Repeat the whole listing exactly as written.
-- Begin --
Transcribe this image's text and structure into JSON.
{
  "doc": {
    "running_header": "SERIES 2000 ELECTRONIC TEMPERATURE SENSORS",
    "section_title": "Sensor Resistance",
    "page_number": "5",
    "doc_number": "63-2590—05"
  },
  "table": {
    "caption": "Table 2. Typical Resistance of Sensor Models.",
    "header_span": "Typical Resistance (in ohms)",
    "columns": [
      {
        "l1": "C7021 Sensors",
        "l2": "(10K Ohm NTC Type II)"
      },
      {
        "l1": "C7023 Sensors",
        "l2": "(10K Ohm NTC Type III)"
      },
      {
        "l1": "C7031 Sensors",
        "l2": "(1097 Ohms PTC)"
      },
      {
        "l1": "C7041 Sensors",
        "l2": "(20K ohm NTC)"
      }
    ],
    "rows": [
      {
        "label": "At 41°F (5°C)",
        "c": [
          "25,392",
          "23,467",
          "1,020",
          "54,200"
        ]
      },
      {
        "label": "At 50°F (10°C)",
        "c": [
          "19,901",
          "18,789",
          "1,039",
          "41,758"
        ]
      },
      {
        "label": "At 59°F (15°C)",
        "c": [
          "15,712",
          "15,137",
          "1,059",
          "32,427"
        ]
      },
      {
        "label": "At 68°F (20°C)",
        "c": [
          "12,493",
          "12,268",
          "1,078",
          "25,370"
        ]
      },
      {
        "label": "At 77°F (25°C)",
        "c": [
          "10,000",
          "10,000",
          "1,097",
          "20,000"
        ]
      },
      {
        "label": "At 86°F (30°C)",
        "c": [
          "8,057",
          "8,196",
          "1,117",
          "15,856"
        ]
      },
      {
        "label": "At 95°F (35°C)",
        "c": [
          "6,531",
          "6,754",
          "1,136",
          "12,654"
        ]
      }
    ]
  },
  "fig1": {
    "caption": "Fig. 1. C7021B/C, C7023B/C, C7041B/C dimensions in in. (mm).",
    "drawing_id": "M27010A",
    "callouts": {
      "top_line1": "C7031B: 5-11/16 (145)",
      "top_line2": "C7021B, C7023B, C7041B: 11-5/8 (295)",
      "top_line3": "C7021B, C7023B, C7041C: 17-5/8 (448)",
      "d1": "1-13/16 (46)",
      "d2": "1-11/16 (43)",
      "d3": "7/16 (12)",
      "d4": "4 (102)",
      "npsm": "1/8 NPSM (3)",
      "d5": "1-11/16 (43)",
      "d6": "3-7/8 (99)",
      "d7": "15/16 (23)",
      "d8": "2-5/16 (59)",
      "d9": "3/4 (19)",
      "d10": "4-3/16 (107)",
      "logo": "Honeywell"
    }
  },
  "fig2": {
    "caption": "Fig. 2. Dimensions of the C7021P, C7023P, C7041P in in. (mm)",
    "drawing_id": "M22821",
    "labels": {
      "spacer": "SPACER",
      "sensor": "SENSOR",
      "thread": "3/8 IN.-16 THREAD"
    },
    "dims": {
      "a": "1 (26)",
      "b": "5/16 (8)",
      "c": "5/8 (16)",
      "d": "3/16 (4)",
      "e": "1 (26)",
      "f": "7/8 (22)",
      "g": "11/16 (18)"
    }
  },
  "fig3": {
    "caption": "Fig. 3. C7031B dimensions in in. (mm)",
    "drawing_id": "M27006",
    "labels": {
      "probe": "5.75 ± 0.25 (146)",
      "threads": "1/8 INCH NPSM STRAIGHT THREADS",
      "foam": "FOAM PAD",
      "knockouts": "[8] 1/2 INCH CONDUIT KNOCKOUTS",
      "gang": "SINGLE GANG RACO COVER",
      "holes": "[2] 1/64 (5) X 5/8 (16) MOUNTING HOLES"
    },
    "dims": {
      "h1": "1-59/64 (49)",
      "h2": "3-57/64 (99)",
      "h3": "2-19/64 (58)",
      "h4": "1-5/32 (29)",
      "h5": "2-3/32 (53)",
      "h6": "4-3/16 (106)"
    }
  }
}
-- End --
**THE OUTPUT:**
Transcribe this image's text and structure into JSON.
{
  "doc": {
    "running_header": "SERIES 2000 ELECTRONIC TEMPERATURE SENSORS",
    "section_title": "Sensor Resistance",
    "page_number": "5",
    "doc_number": "63-2590—05"
  },
  "table": {
    "caption": "Table 2. Typical Resistance of Sensor Models.",
    "header_span": "Typical Resistance (in ohms)",
    "columns": [
      {
        "l1": "C7021 Sensors",
        "l2": "(10K Ohm NTC Type II)"
      },
      {
        "l1": "C7023 Sensors",
        "l2": "(10K Ohm NTC Type III)"
      },
      {
        "l1": "C7031 Sensors",
        "l2": "(1097 Ohms PTC)"
      },
      {
        "l1": "C7041 Sensors",
        "l2": "(20K ohm NTC)"
      }
    ],
    "rows": [
      {
        "label": "At 41°F (5°C)",
        "c": [
          "25,392",
          "23,467",
          "1,020",
          "54,200"
        ]
      },
      {
        "label": "At 50°F (10°C)",
        "c": [
          "19,901",
          "18,789",
          "1,039",
          "41,758"
        ]
      },
      {
        "label": "At 59°F (15°C)",
        "c": [
          "15,712",
          "15,137",
          "1,059",
          "32,427"
        ]
      },
      {
        "label": "At 68°F (20°C)",
        "c": [
          "12,493",
          "12,268",
          "1,078",
          "25,370"
        ]
      },
      {
        "label": "At 77°F (25°C)",
        "c": [
          "10,000",
          "10,000",
          "1,097",
          "20,000"
        ]
      },
      {
        "label": "At 86°F (30°C)",
        "c": [
          "8,057",
          "8,196",
          "1,117",
          "15,856"
        ]
      },
      {
        "label": "At 95°F (35°C)",
        "c": [
          "6,531",
          "6,754",
          "1,136",
          "12,654"
        ]
      }
    ]
  },
  "fig1": {
    "caption": "Fig. 1. C7021B/C, C7023B/C, C7041B/C dimensions in in. (mm).",
    "drawing_id": "M27010A",
    "callouts": {
      "top_line1": "C7031B: 5-11/16 (145)",
      "top_line2": "C7021B, C7023B, C7041B: 11-5/8 (295)",
      "top_line3": "C7021B, C7023B, C7041C: 17-5/8 (448)",
      "d1": "1-13/16 (46)",
      "d2": "1-11/16 (43)",
      "d3": "7/16 (12)",
      "d4": "4 (102)",
      "npsm": "1/8 NPSM (3)",
      "d5": "1-11/16 (43)",
      "d6": "3-7/8 (99)",
      "d7": "15/16 (23)",
      "d8": "2-5/16 (59)",
      "d9": "3/4 (19)",
      "d10": "4-3/16 (107)",
      "logo": "Honeywell"
    }
  },
  "fig2": {
    "caption": "Fig. 2. Dimensions of the C7021P, C7023P, C7041P in in. (mm)",
    "drawing_id": "M22821",
    "labels": {
      "spacer": "SPACER",
      "sensor": "SENSOR",
      "thread": "3/8 IN.-16 THREAD"
    },
    "dims": {
      "a": "1 (26)",
      "b": "5/16 (8)",
      "c": "5/8 (16)",
      "d": "3/16 (4)",
      "e": "1 (26)",
      "f": "7/8 (22)",
      "g": "11/16 (18)"
    }
  },
  "fig3": {
    "caption": "Fig. 3. C7031B dimensions in in. (mm)",
    "drawing_id": "M27006",
    "labels": {
      "probe": "5.75 ± 0.25 (146)",
      "threads": "1/8 INCH NPSM STRAIGHT THREADS",
      "foam": "FOAM PAD",
      "knockouts": "[8] 1/2 INCH CONDUIT KNOCKOUTS",
      "gang": "SINGLE GANG RACO COVER",
      "holes": "[2] 1/64 (5) X 5/8 (16) MOUNTING HOLES"
    },
    "dims": {
      "h1": "1-59/64 (49)",
      "h2": "3-57/64 (99)",
      "h3": "2-19/64 (58)",
      "h4": "1-5/32 (29)",
      "h5": "2-3/32 (53)",
      "h6": "4-3/16 (106)"
    }
  }
}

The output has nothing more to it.